Copy out every line that contains "horizontal".

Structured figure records

** BEGIN **

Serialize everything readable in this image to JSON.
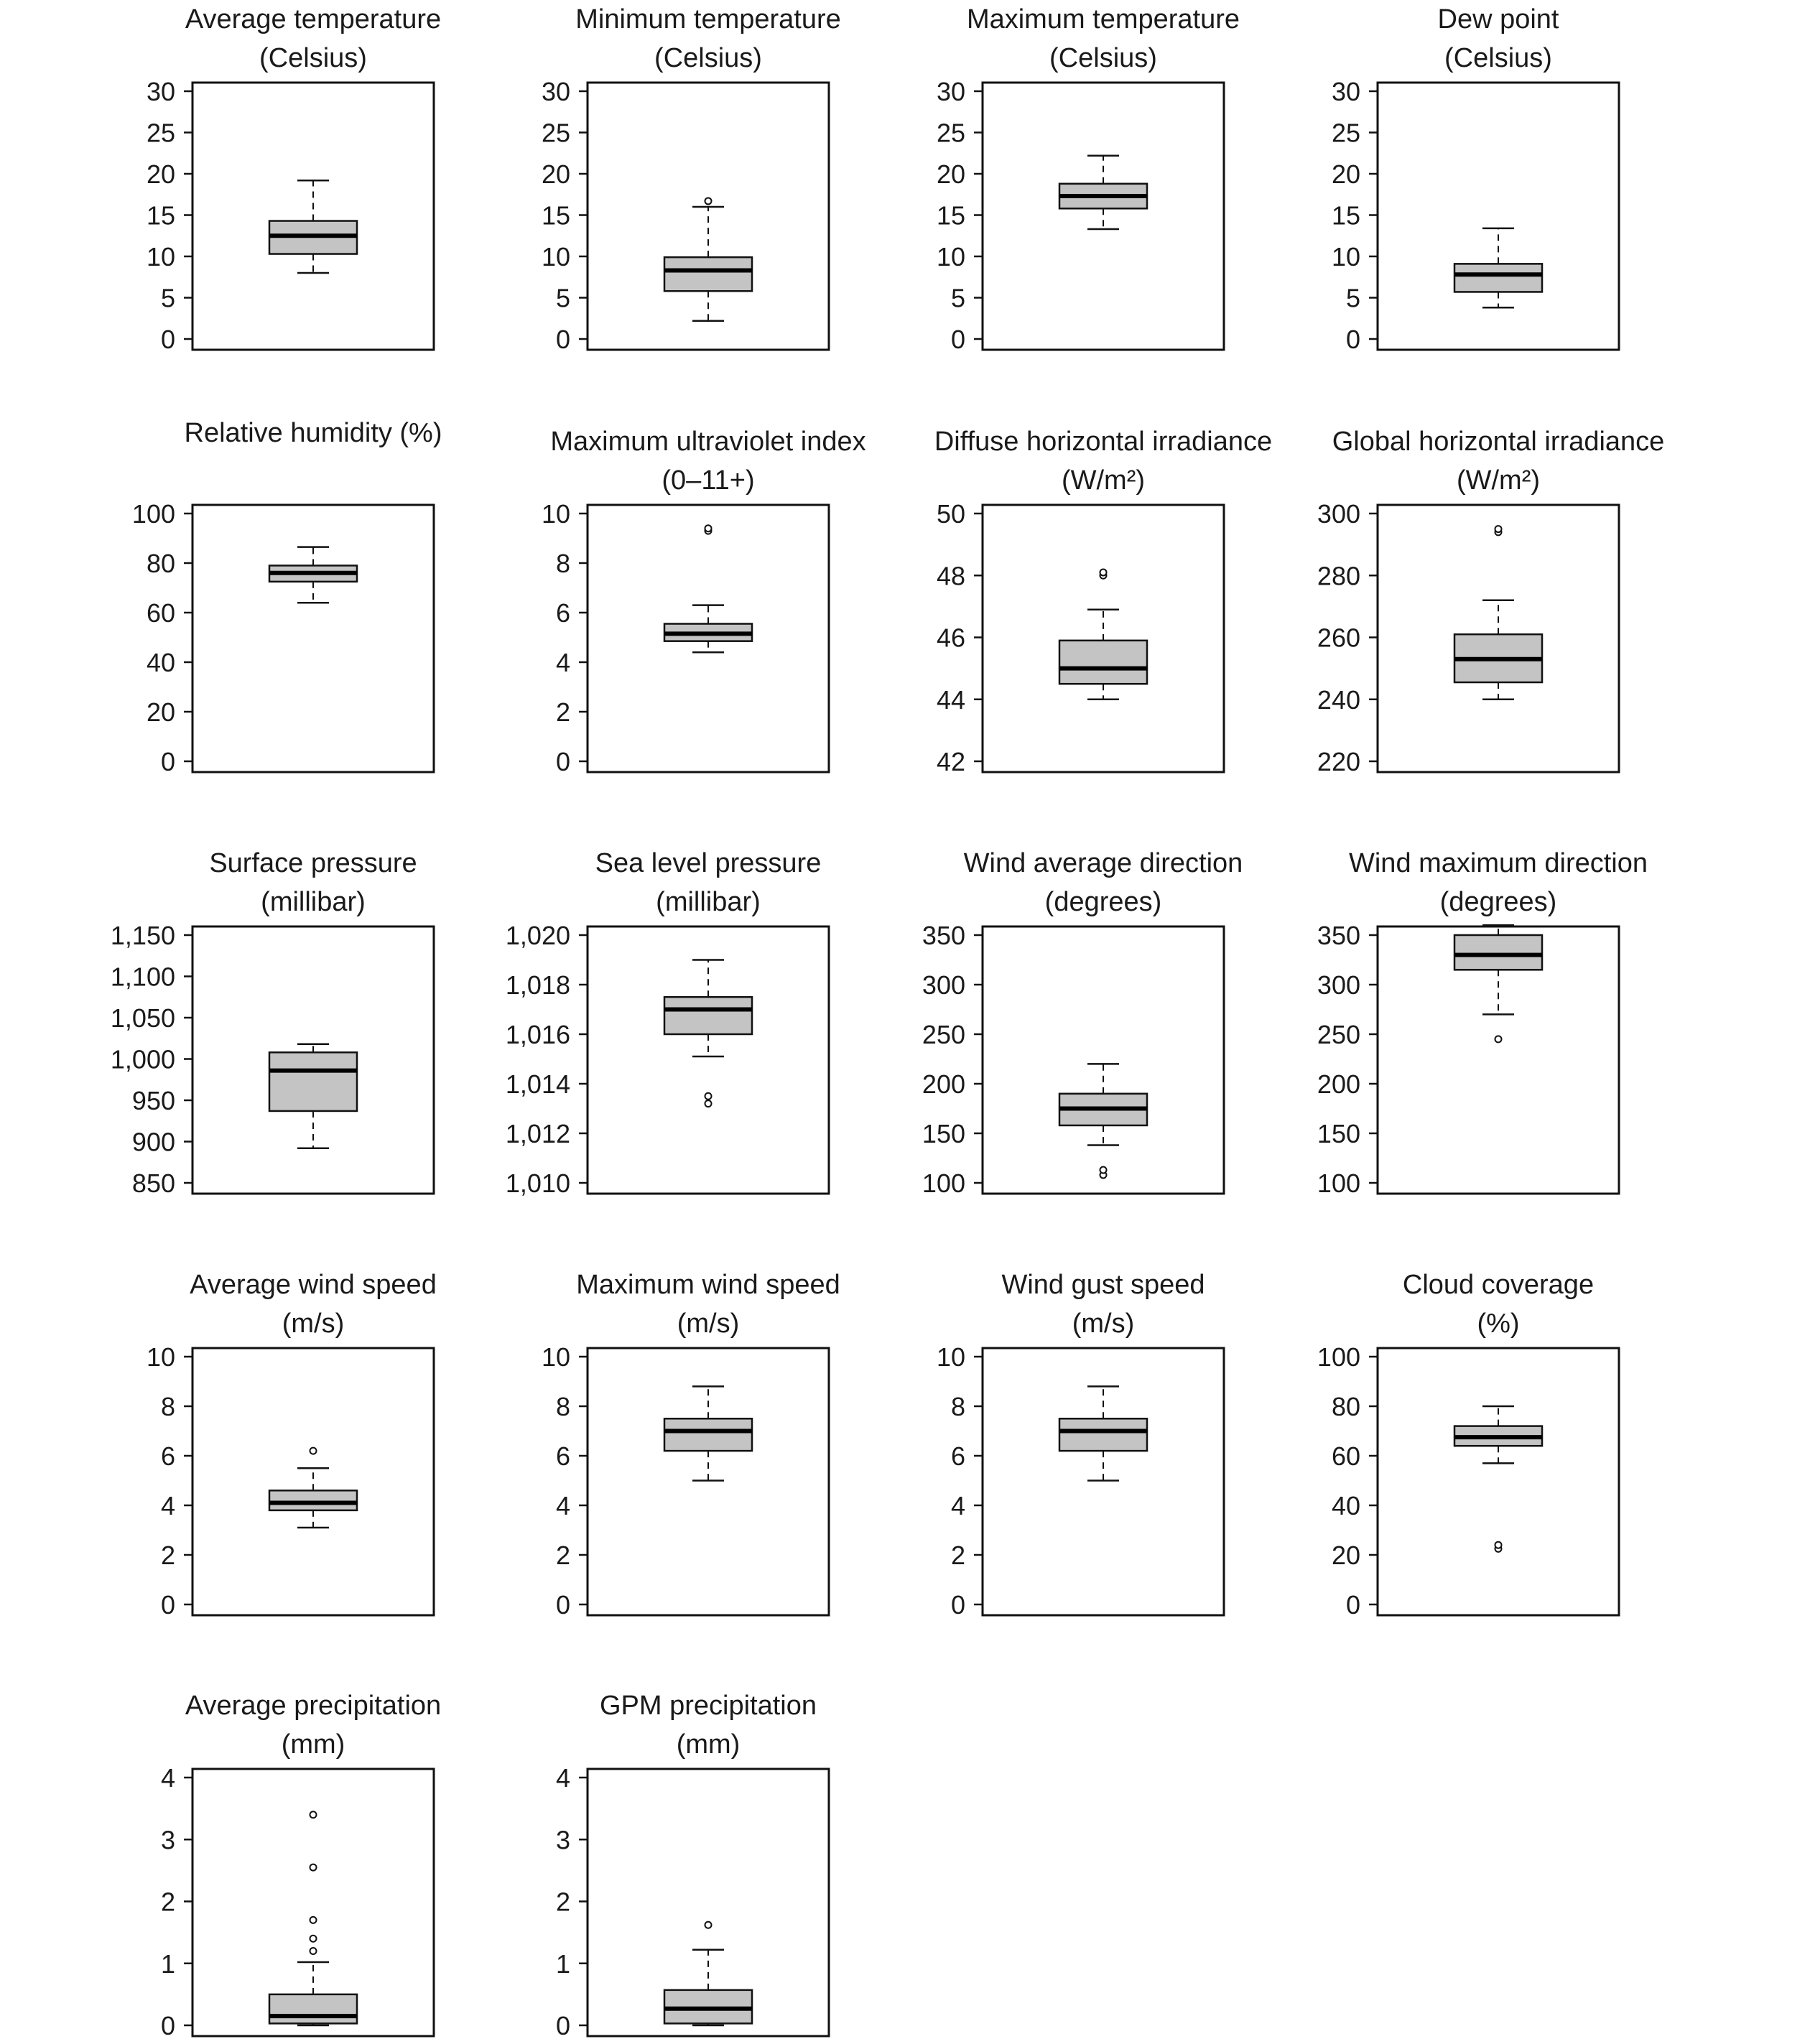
{
  "chart_data": [
    {
      "type": "box",
      "title": [
        "Average temperature",
        "(Celsius)"
      ],
      "yticks": [
        0,
        5,
        10,
        15,
        20,
        25,
        30
      ],
      "ylim": [
        0,
        30
      ],
      "box": {
        "whisker_low": 8,
        "q1": 10.3,
        "median": 12.5,
        "q3": 14.3,
        "whisker_high": 19.2
      },
      "outliers": []
    },
    {
      "type": "box",
      "title": [
        "Minimum temperature",
        "(Celsius)"
      ],
      "yticks": [
        0,
        5,
        10,
        15,
        20,
        25,
        30
      ],
      "ylim": [
        0,
        30
      ],
      "box": {
        "whisker_low": 2.2,
        "q1": 5.8,
        "median": 8.3,
        "q3": 9.9,
        "whisker_high": 16
      },
      "outliers": [
        16.7
      ]
    },
    {
      "type": "box",
      "title": [
        "Maximum temperature",
        "(Celsius)"
      ],
      "yticks": [
        0,
        5,
        10,
        15,
        20,
        25,
        30
      ],
      "ylim": [
        0,
        30
      ],
      "box": {
        "whisker_low": 13.3,
        "q1": 15.8,
        "median": 17.3,
        "q3": 18.8,
        "whisker_high": 22.2
      },
      "outliers": []
    },
    {
      "type": "box",
      "title": [
        "Dew point",
        "(Celsius)"
      ],
      "yticks": [
        0,
        5,
        10,
        15,
        20,
        25,
        30
      ],
      "ylim": [
        0,
        30
      ],
      "box": {
        "whisker_low": 3.8,
        "q1": 5.7,
        "median": 7.8,
        "q3": 9.1,
        "whisker_high": 13.4
      },
      "outliers": []
    },
    {
      "type": "box",
      "title": [
        "Relative humidity (%)"
      ],
      "yticks": [
        0,
        20,
        40,
        60,
        80,
        100
      ],
      "ylim": [
        0,
        100
      ],
      "box": {
        "whisker_low": 64,
        "q1": 72.5,
        "median": 76,
        "q3": 79,
        "whisker_high": 86.5
      },
      "outliers": []
    },
    {
      "type": "box",
      "title": [
        "Maximum ultraviolet index",
        "(0–11+)"
      ],
      "yticks": [
        0,
        2,
        4,
        6,
        8,
        10
      ],
      "ylim": [
        0,
        10
      ],
      "box": {
        "whisker_low": 4.4,
        "q1": 4.85,
        "median": 5.15,
        "q3": 5.55,
        "whisker_high": 6.3
      },
      "outliers": [
        9.3,
        9.4
      ]
    },
    {
      "type": "box",
      "title": [
        "Diffuse horizontal irradiance",
        "(W/m²)"
      ],
      "yticks": [
        42,
        44,
        46,
        48,
        50
      ],
      "ylim": [
        42,
        50
      ],
      "box": {
        "whisker_low": 44,
        "q1": 44.5,
        "median": 45,
        "q3": 45.9,
        "whisker_high": 46.9
      },
      "outliers": [
        48,
        48.1
      ]
    },
    {
      "type": "box",
      "title": [
        "Global horizontal irradiance",
        "(W/m²)"
      ],
      "yticks": [
        220,
        240,
        260,
        280,
        300
      ],
      "ylim": [
        220,
        300
      ],
      "box": {
        "whisker_low": 240,
        "q1": 245.5,
        "median": 253,
        "q3": 261,
        "whisker_high": 272
      },
      "outliers": [
        294,
        295
      ]
    },
    {
      "type": "box",
      "title": [
        "Surface pressure",
        "(millibar)"
      ],
      "yticks": [
        850,
        900,
        950,
        1000,
        1050,
        1100,
        1150
      ],
      "ytick_labels": [
        "850",
        "900",
        "950",
        "1,000",
        "1,050",
        "1,100",
        "1,150"
      ],
      "ylim": [
        850,
        1150
      ],
      "box": {
        "whisker_low": 892,
        "q1": 937,
        "median": 986,
        "q3": 1008,
        "whisker_high": 1018
      },
      "outliers": []
    },
    {
      "type": "box",
      "title": [
        "Sea level pressure",
        "(millibar)"
      ],
      "yticks": [
        1010,
        1012,
        1014,
        1016,
        1018,
        1020
      ],
      "ytick_labels": [
        "1,010",
        "1,012",
        "1,014",
        "1,016",
        "1,018",
        "1,020"
      ],
      "ylim": [
        1010,
        1020
      ],
      "box": {
        "whisker_low": 1015.1,
        "q1": 1016,
        "median": 1017,
        "q3": 1017.5,
        "whisker_high": 1019
      },
      "outliers": [
        1013.5,
        1013.2
      ]
    },
    {
      "type": "box",
      "title": [
        "Wind average direction",
        "(degrees)"
      ],
      "yticks": [
        100,
        150,
        200,
        250,
        300,
        350
      ],
      "ylim": [
        100,
        350
      ],
      "box": {
        "whisker_low": 138,
        "q1": 158,
        "median": 175,
        "q3": 190,
        "whisker_high": 220
      },
      "outliers": [
        108,
        113
      ]
    },
    {
      "type": "box",
      "title": [
        "Wind maximum direction",
        "(degrees)"
      ],
      "yticks": [
        100,
        150,
        200,
        250,
        300,
        350
      ],
      "ylim": [
        100,
        350
      ],
      "box": {
        "whisker_low": 270,
        "q1": 315,
        "median": 330,
        "q3": 350,
        "whisker_high": 360
      },
      "outliers": [
        245
      ]
    },
    {
      "type": "box",
      "title": [
        "Average wind speed",
        "(m/s)"
      ],
      "yticks": [
        0,
        2,
        4,
        6,
        8,
        10
      ],
      "ylim": [
        0,
        10
      ],
      "box": {
        "whisker_low": 3.1,
        "q1": 3.8,
        "median": 4.1,
        "q3": 4.6,
        "whisker_high": 5.5
      },
      "outliers": [
        6.2
      ]
    },
    {
      "type": "box",
      "title": [
        "Maximum wind speed",
        "(m/s)"
      ],
      "yticks": [
        0,
        2,
        4,
        6,
        8,
        10
      ],
      "ylim": [
        0,
        10
      ],
      "box": {
        "whisker_low": 5,
        "q1": 6.2,
        "median": 7,
        "q3": 7.5,
        "whisker_high": 8.8
      },
      "outliers": []
    },
    {
      "type": "box",
      "title": [
        "Wind gust speed",
        "(m/s)"
      ],
      "yticks": [
        0,
        2,
        4,
        6,
        8,
        10
      ],
      "ylim": [
        0,
        10
      ],
      "box": {
        "whisker_low": 5,
        "q1": 6.2,
        "median": 7,
        "q3": 7.5,
        "whisker_high": 8.8
      },
      "outliers": []
    },
    {
      "type": "box",
      "title": [
        "Cloud coverage",
        "(%)"
      ],
      "yticks": [
        0,
        20,
        40,
        60,
        80,
        100
      ],
      "ylim": [
        0,
        100
      ],
      "box": {
        "whisker_low": 57,
        "q1": 64,
        "median": 67.5,
        "q3": 72,
        "whisker_high": 80
      },
      "outliers": [
        22.5,
        24
      ]
    },
    {
      "type": "box",
      "title": [
        "Average precipitation",
        "(mm)"
      ],
      "yticks": [
        0,
        1,
        2,
        3,
        4
      ],
      "ylim": [
        0,
        4
      ],
      "box": {
        "whisker_low": 0,
        "q1": 0.03,
        "median": 0.15,
        "q3": 0.5,
        "whisker_high": 1.02
      },
      "outliers": [
        1.2,
        1.4,
        1.7,
        2.55,
        3.4
      ]
    },
    {
      "type": "box",
      "title": [
        "GPM precipitation",
        "(mm)"
      ],
      "yticks": [
        0,
        1,
        2,
        3,
        4
      ],
      "ylim": [
        0,
        4
      ],
      "box": {
        "whisker_low": 0,
        "q1": 0.03,
        "median": 0.27,
        "q3": 0.57,
        "whisker_high": 1.22
      },
      "outliers": [
        1.62
      ]
    }
  ]
}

** END **

SOLVED PROBLEM >>
        "Diffuse horizontal irradiance",
        "Global horizontal irradiance",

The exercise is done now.